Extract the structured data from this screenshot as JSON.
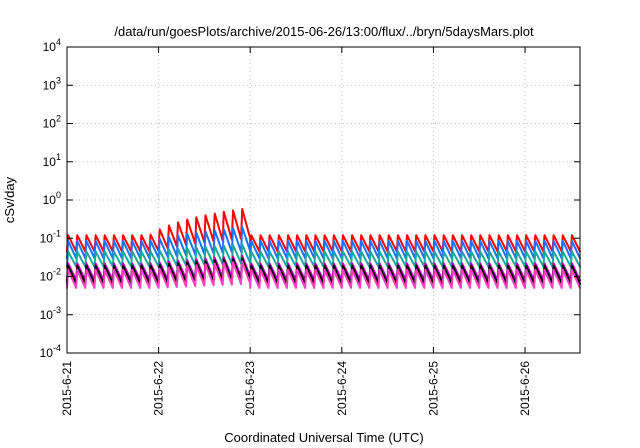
{
  "chart_data": {
    "type": "line",
    "title": "/data/run/goesPlots/archive/2015-06-26/13:00/flux/../bryn/5daysMars.plot",
    "xlabel": "Coordinated Universal Time (UTC)",
    "ylabel": "cSv/day",
    "yscale": "log",
    "ylim": [
      0.0001,
      10000
    ],
    "xlim": [
      0,
      5.6
    ],
    "grid": true,
    "legend": "none",
    "x_ticks": [
      {
        "x": 0,
        "label": "2015-6-21"
      },
      {
        "x": 1,
        "label": "2015-6-22"
      },
      {
        "x": 2,
        "label": "2015-6-23"
      },
      {
        "x": 3,
        "label": "2015-6-24"
      },
      {
        "x": 4,
        "label": "2015-6-25"
      },
      {
        "x": 5,
        "label": "2015-6-26"
      }
    ],
    "y_ticks": [
      {
        "value": 0.0001,
        "base": "10",
        "exp": "-4"
      },
      {
        "value": 0.001,
        "base": "10",
        "exp": "-3"
      },
      {
        "value": 0.01,
        "base": "10",
        "exp": "-2"
      },
      {
        "value": 0.1,
        "base": "10",
        "exp": "-1"
      },
      {
        "value": 1,
        "base": "10",
        "exp": "0"
      },
      {
        "value": 10,
        "base": "10",
        "exp": "1"
      },
      {
        "value": 100,
        "base": "10",
        "exp": "2"
      },
      {
        "value": 1000,
        "base": "10",
        "exp": "3"
      },
      {
        "value": 10000,
        "base": "10",
        "exp": "4"
      }
    ],
    "sawtooth_period_days": 0.1,
    "series": [
      {
        "color": "#ff0000",
        "base_low": 0.045,
        "base_high": 0.12,
        "event_peak": 0.6
      },
      {
        "color": "#1e6fff",
        "base_low": 0.03,
        "base_high": 0.085,
        "event_peak": 0.2
      },
      {
        "color": "#1ba89a",
        "base_low": 0.018,
        "base_high": 0.045,
        "event_peak": 0.07
      },
      {
        "color": "#c000c0",
        "base_low": 0.008,
        "base_high": 0.022,
        "event_peak": 0.035
      },
      {
        "color": "#000000",
        "base_low": 0.0065,
        "base_high": 0.019,
        "event_peak": 0.03
      },
      {
        "color": "#ff40c0",
        "base_low": 0.005,
        "base_high": 0.015,
        "event_peak": 0.025
      }
    ]
  }
}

=-=-=-=-=

#### [Problem to solve]
Show every line in the records above that contains the word "value".

#### [Exercise answer]
        "value": 0.0001,
        "value": 0.001,
        "value": 0.01,
        "value": 0.1,
        "value": 1,
        "value": 10,
        "value": 100,
        "value": 1000,
        "value": 10000,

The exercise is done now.